Figure collection entries:
________________
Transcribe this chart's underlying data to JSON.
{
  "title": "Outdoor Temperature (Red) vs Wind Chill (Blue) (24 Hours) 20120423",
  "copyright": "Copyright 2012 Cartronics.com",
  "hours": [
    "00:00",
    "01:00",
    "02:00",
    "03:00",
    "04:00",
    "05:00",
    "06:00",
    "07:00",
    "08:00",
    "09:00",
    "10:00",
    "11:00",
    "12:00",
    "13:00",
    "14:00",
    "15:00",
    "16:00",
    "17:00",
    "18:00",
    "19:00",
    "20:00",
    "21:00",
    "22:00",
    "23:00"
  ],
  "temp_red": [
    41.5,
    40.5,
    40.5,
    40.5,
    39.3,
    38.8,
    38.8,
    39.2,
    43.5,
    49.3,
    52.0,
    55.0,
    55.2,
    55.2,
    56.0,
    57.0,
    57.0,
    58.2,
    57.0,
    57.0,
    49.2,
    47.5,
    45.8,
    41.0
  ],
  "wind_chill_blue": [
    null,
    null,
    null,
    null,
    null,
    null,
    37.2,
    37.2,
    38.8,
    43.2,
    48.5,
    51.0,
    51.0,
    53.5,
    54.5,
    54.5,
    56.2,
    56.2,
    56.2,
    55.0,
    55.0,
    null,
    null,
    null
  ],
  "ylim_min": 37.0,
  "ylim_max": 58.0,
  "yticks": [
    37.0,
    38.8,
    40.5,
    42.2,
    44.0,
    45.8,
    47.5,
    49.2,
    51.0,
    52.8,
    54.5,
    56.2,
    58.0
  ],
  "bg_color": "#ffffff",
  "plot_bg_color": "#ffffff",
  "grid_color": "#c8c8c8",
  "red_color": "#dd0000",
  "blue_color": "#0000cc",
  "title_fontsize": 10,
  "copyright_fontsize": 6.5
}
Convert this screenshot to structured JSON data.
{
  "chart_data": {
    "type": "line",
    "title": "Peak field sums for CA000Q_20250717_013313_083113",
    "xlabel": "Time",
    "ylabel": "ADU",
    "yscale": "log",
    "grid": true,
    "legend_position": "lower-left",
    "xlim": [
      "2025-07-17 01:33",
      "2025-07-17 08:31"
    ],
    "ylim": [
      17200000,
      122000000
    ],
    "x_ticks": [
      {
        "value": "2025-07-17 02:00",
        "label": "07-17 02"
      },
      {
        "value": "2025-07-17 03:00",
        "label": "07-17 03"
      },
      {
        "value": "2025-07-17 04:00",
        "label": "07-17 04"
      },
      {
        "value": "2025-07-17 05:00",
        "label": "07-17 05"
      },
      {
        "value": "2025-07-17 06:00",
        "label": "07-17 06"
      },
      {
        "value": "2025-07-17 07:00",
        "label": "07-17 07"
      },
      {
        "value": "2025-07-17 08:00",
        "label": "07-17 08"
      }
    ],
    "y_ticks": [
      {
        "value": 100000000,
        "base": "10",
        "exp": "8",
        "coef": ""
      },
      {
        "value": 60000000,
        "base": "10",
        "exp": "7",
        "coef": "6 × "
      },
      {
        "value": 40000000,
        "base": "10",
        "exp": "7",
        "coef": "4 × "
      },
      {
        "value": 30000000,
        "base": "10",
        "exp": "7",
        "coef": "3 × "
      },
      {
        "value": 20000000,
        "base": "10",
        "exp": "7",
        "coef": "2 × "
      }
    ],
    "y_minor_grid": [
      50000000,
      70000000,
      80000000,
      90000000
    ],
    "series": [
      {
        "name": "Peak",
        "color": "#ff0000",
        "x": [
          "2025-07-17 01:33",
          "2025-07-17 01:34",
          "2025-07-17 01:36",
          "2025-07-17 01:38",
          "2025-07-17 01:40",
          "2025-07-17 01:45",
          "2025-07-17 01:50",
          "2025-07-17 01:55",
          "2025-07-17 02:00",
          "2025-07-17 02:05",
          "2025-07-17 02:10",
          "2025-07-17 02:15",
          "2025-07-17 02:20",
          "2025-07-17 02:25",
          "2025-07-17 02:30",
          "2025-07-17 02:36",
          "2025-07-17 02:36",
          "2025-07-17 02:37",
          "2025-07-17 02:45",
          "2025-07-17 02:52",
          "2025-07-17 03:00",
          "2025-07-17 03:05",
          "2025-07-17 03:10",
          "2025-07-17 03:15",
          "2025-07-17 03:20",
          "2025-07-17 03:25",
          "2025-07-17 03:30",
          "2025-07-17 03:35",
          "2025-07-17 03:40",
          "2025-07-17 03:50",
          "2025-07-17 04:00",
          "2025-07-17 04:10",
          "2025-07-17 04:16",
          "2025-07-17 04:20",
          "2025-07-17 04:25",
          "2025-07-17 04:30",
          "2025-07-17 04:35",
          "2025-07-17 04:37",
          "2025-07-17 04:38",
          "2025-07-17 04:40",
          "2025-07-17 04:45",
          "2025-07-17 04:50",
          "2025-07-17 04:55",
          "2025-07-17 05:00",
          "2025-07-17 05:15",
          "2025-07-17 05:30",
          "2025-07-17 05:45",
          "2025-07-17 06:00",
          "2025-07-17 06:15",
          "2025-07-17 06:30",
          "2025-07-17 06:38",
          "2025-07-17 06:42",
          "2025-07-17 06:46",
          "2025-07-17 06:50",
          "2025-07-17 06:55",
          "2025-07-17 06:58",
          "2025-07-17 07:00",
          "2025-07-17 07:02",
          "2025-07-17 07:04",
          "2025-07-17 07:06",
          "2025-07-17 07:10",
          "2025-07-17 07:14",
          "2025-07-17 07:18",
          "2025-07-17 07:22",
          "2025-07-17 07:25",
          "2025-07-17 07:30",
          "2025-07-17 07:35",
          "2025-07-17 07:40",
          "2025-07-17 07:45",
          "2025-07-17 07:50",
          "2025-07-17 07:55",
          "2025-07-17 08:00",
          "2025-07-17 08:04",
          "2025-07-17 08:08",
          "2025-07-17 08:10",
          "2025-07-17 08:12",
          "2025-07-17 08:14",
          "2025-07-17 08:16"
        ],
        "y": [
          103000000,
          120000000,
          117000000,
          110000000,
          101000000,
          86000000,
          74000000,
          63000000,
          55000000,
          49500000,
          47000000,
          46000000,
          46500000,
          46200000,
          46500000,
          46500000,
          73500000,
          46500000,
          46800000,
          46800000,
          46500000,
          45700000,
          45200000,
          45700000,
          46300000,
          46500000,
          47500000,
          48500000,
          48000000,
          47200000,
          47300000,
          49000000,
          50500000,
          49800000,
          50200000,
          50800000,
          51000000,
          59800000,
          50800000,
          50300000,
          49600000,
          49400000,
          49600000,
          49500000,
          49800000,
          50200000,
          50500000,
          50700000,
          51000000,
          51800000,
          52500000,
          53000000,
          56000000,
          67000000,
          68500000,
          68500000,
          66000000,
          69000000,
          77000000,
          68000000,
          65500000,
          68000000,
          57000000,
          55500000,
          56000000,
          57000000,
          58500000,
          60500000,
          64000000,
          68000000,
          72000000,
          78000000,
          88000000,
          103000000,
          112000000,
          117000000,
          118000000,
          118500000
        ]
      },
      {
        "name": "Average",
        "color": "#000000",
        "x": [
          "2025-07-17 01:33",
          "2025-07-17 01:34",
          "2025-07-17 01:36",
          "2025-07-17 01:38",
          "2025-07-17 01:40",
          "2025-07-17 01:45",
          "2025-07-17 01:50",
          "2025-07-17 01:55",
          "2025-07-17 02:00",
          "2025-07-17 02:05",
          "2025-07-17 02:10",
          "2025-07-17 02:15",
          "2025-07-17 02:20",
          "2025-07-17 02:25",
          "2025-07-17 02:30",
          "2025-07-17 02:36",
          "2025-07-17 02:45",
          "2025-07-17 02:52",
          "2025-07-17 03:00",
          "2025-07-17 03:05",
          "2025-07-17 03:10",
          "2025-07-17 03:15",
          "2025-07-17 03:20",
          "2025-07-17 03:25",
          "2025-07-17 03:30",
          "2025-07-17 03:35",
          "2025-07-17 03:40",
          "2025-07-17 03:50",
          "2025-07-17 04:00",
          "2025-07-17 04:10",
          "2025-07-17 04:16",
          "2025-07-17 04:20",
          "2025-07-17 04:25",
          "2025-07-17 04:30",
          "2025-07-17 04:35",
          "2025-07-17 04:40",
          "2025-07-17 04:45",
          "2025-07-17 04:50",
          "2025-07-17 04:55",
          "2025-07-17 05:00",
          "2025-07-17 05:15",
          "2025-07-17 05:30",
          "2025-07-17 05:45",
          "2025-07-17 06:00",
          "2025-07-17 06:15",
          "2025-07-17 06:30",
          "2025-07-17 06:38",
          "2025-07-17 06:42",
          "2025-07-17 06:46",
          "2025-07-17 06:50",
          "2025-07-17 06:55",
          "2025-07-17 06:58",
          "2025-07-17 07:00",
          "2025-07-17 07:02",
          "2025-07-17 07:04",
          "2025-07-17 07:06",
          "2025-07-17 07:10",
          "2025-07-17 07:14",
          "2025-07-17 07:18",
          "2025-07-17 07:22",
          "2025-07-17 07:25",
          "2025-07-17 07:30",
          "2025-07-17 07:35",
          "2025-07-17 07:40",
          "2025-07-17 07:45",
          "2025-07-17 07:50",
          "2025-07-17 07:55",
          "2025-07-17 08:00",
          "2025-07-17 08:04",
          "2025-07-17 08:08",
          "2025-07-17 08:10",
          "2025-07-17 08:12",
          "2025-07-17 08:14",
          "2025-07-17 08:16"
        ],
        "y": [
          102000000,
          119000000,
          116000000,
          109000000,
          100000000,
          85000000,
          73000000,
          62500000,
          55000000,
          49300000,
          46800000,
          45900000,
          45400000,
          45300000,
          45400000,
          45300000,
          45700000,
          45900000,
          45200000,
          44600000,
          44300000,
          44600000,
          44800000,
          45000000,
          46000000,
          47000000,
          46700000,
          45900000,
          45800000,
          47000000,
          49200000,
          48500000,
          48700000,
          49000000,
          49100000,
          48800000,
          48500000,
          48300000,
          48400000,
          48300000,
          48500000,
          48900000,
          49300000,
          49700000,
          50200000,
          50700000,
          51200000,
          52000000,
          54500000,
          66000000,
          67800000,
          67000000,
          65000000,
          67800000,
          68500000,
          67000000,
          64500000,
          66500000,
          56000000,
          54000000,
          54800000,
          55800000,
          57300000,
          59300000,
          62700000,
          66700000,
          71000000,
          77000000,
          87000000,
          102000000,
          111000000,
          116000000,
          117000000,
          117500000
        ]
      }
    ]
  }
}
________________
* _Problem statement_: Go through the listing above and work out how many lines contain the string "this". Reply with the number alone.

* _Exercise response_: 2